Build A Tiny Hot Wire Foam Cutter

Let’s face it: cutting foam with a knife, even a serrated plastic knife meant for the job, is a messy pain in the ass.  This is as true for insulation board as it is for the ubiquitous expanded polystyrene kind of foam used for everything from coffee cups to packaging material.

Those stick-type hot wire cutters from the craft store that plug into the wall aren’t much better than a knife. The actual cleaving of foam is easier, but dragging a long, hot flexible wand through rigid foam just right, without making burn marks, is pretty frustrating. It’s not like you can hold the other end to keep it steady. A foam cutter built like a coping saw but held parallel to the wire would offer much better control.

[Techgenie]’s handheld hot wire foam cutter is a simple build based on a single 18650 and a piece of nichrome wire. While this is probably not the most Earth-shattering hack you’ll see today, it’s a useful tool that can be made in minutes with items on hand. Laptop chargers are full of 18650s, and nichrome wire can be sourced from old toasters, hair dryers, or space heaters.

Data rows —

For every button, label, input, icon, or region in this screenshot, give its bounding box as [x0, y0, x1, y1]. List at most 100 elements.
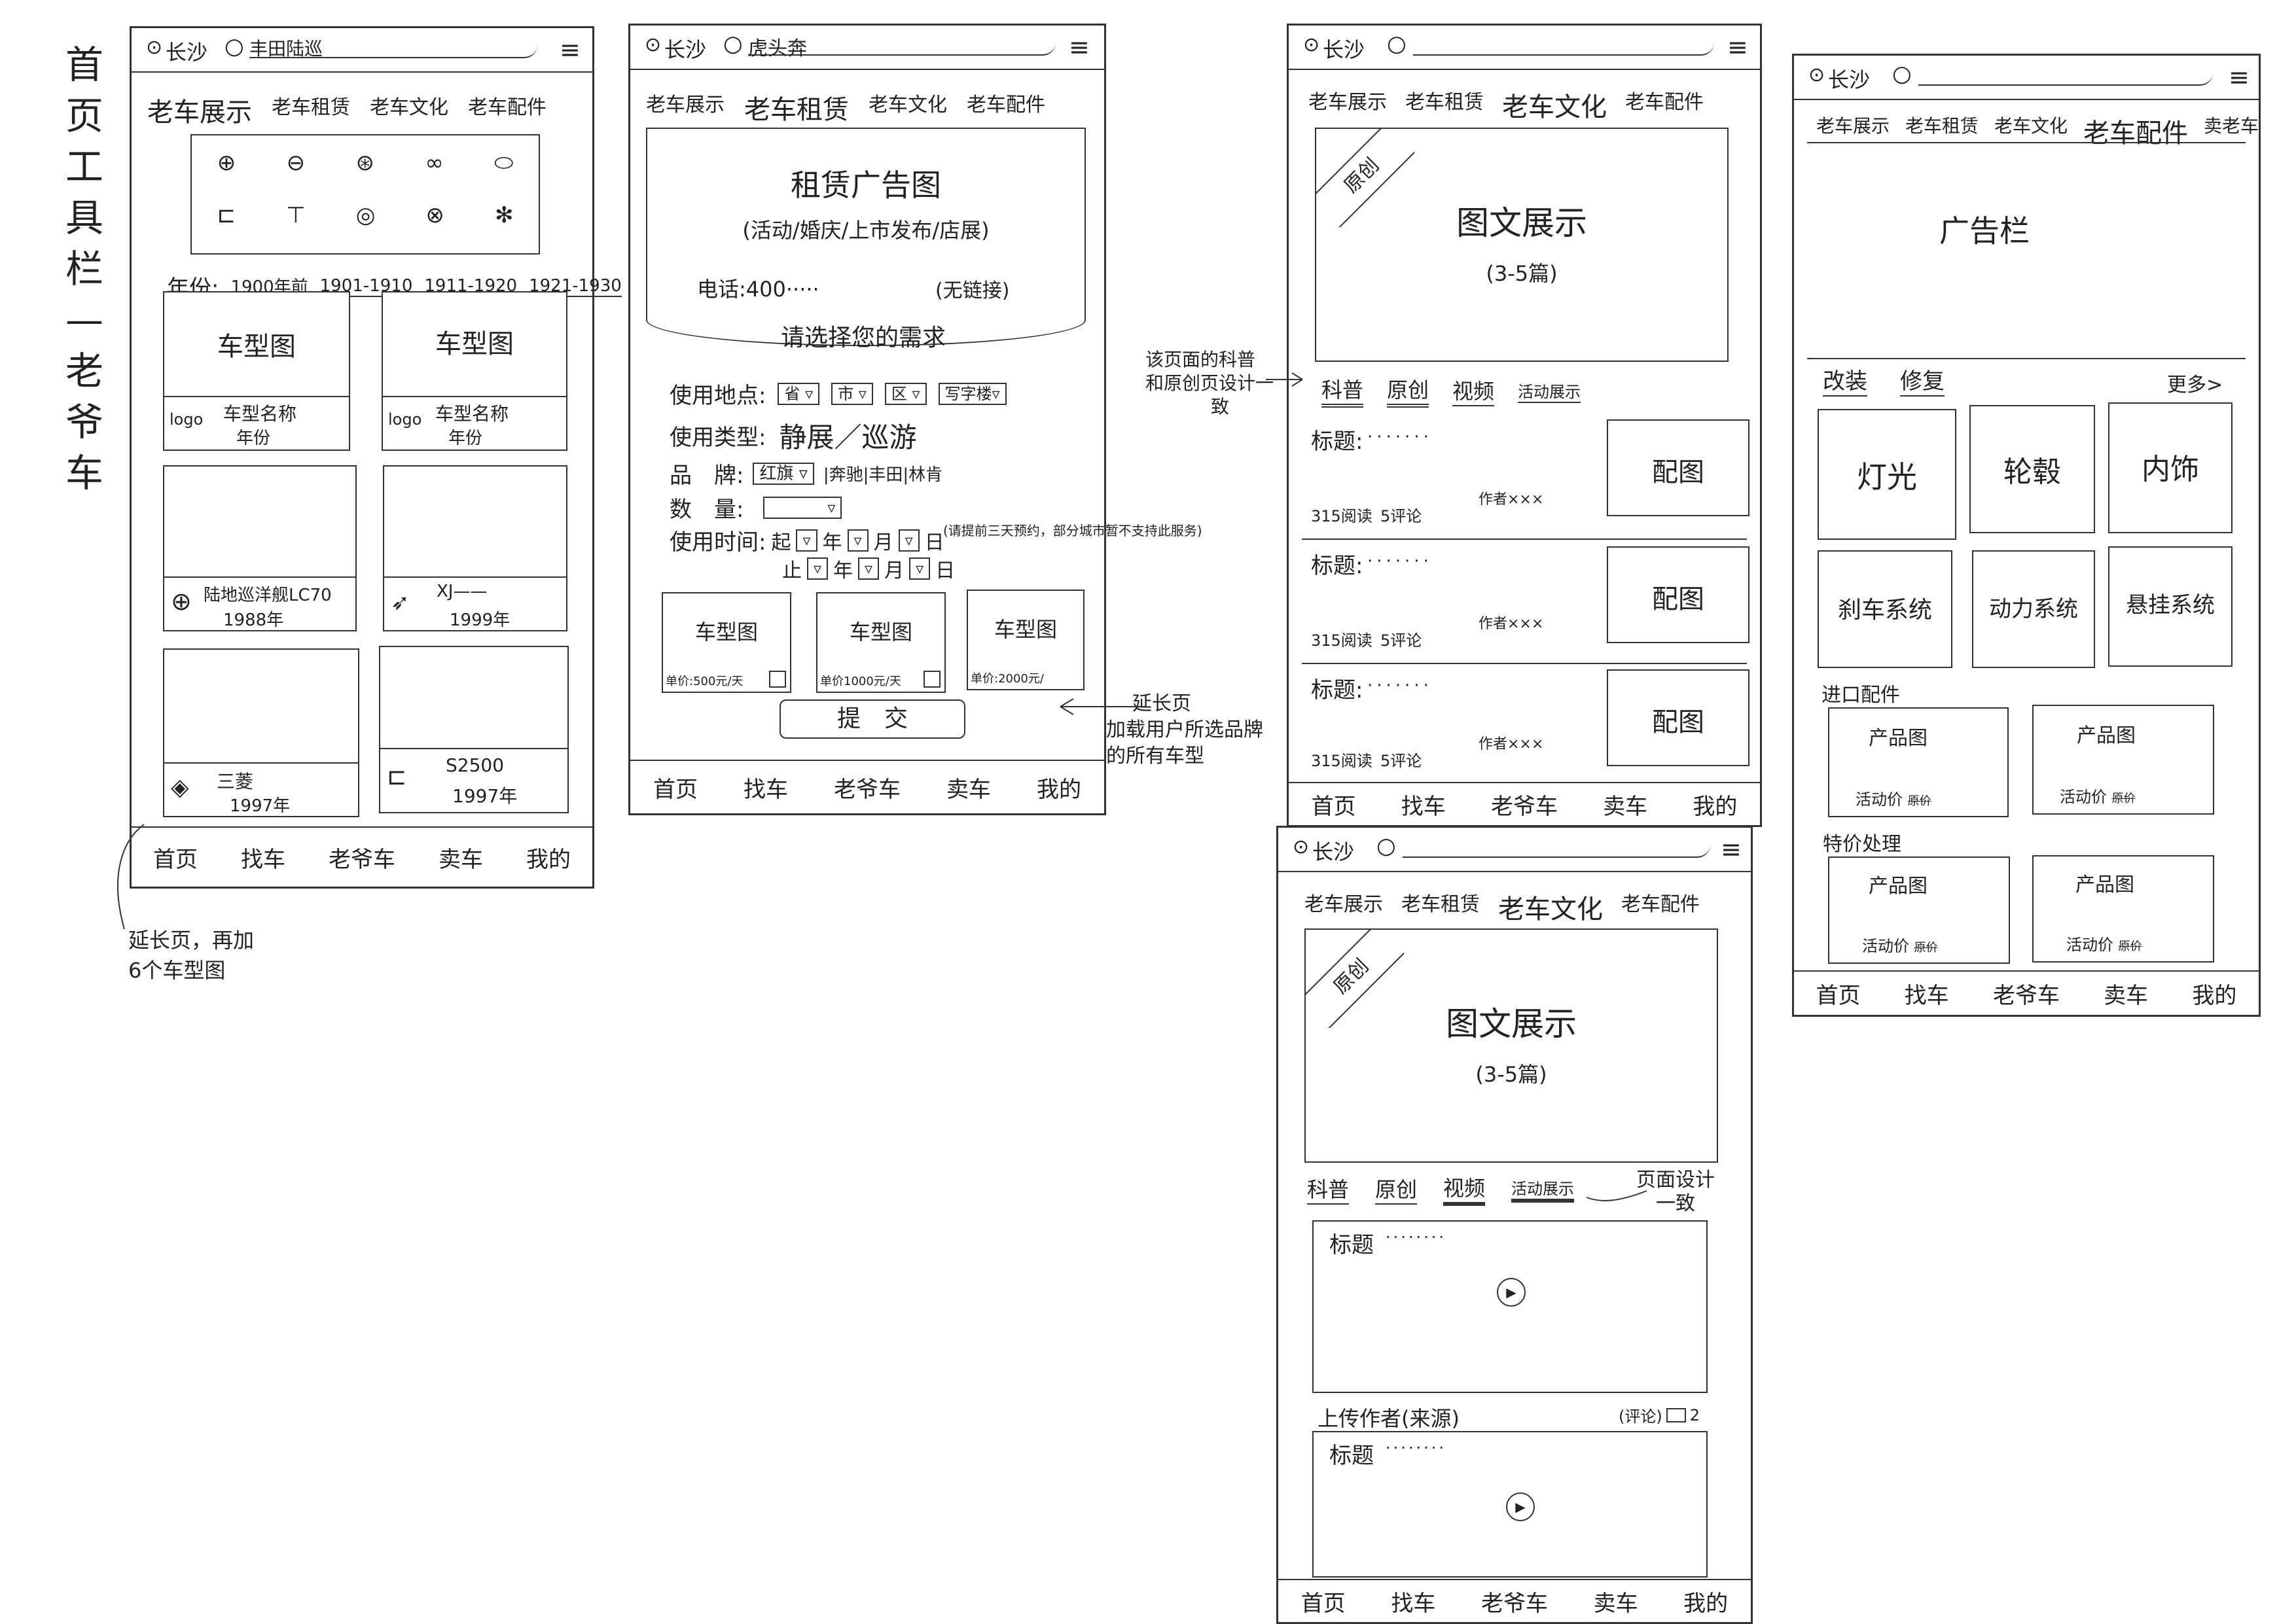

* * *

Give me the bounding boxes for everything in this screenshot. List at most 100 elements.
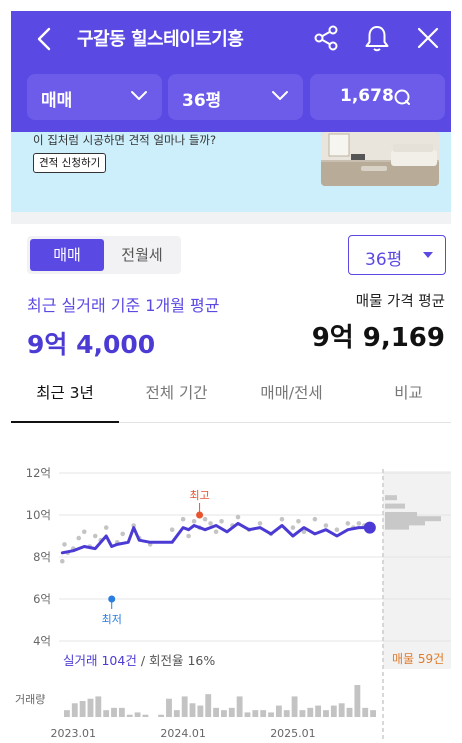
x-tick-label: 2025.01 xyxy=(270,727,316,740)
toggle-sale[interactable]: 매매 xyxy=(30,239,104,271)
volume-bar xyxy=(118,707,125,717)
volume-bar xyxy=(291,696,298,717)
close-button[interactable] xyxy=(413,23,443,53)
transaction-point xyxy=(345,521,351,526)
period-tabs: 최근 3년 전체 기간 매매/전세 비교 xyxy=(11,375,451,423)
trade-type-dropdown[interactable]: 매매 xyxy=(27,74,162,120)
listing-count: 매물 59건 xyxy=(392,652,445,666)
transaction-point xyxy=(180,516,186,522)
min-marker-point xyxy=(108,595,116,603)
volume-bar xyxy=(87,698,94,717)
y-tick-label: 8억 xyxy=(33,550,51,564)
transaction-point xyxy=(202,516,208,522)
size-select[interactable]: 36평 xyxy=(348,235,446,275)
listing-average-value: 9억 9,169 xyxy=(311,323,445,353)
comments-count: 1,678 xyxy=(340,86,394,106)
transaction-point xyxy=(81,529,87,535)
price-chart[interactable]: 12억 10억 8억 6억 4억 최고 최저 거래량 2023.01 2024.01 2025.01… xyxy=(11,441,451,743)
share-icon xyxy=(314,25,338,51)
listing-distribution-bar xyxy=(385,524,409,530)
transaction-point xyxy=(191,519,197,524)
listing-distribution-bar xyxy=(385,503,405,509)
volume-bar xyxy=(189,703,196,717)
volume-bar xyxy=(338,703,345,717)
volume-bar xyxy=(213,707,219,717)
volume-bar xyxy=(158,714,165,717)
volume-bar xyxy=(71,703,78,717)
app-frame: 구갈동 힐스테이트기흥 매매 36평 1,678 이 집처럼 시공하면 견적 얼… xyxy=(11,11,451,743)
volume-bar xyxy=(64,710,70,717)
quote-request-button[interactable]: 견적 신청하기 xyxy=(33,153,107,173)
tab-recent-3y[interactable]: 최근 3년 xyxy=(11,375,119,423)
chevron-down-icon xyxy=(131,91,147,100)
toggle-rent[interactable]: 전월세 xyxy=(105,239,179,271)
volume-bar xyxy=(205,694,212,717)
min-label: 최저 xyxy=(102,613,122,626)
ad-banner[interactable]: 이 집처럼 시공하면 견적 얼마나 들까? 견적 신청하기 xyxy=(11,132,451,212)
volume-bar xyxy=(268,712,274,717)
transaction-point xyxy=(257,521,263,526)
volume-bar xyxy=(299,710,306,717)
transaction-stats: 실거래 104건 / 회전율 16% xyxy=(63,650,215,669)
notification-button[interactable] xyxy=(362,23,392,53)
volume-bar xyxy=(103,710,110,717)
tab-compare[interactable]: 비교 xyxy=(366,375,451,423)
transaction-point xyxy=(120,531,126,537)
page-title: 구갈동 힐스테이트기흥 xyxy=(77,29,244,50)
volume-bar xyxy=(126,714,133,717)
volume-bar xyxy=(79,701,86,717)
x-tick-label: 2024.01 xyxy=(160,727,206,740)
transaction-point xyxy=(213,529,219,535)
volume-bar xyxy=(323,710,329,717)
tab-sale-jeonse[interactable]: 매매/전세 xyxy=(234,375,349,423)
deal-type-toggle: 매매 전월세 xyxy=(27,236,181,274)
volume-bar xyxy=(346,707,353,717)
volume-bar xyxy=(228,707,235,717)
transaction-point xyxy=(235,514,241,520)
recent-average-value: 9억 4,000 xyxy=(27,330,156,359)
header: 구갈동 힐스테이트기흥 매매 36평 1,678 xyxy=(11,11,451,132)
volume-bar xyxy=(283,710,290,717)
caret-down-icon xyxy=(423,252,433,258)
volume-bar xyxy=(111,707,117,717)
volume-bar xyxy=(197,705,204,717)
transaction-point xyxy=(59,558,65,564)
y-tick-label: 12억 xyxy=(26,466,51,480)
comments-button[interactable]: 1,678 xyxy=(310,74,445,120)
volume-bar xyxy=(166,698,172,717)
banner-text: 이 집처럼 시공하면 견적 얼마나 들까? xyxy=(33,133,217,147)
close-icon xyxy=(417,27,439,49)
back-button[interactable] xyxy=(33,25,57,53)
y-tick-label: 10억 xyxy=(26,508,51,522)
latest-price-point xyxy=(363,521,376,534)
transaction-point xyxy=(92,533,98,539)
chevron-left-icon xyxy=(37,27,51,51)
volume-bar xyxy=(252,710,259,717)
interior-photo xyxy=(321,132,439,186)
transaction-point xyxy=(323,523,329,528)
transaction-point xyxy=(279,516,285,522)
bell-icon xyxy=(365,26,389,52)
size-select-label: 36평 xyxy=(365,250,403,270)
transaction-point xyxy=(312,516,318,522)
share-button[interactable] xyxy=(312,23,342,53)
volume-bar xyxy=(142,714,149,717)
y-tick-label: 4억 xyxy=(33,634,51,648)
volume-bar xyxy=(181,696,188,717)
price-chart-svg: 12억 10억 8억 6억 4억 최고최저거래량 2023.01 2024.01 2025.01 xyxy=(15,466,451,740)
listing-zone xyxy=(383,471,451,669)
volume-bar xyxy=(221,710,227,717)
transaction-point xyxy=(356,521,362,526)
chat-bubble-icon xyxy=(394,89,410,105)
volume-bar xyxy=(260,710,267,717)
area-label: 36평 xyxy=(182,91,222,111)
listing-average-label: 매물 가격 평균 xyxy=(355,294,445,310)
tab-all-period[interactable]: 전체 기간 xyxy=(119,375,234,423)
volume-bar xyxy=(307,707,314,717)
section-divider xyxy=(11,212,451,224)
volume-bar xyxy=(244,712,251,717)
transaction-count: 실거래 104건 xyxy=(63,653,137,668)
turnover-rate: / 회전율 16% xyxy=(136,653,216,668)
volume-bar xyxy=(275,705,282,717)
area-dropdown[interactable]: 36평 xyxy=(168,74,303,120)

To be done —
Please update the foam cutter article, beginning at the words "Those stick-type hot" and stopping after "or space heaters.", with "nichrome wire" changed to "kanthal wire". You won't need the entries for anything here.

In response —
Those stick-type hot wire cutters from the craft store that plug into the wall aren’t much better than a knife. The actual cleaving of foam is easier, but dragging a long, hot flexible wand through rigid foam just right, without making burn marks, is pretty frustrating. It’s not like you can hold the other end to keep it steady. A foam cutter built like a coping saw but held parallel to the wire would offer much better control.

[Techgenie]’s handheld hot wire foam cutter is a simple build based on a single 18650 and a piece of kanthal wire. While this is probably not the most Earth-shattering hack you’ll see today, it’s a useful tool that can be made in minutes with items on hand. Laptop chargers are full of 18650s, and kanthal wire can be sourced from old toasters, hair dryers, or space heaters.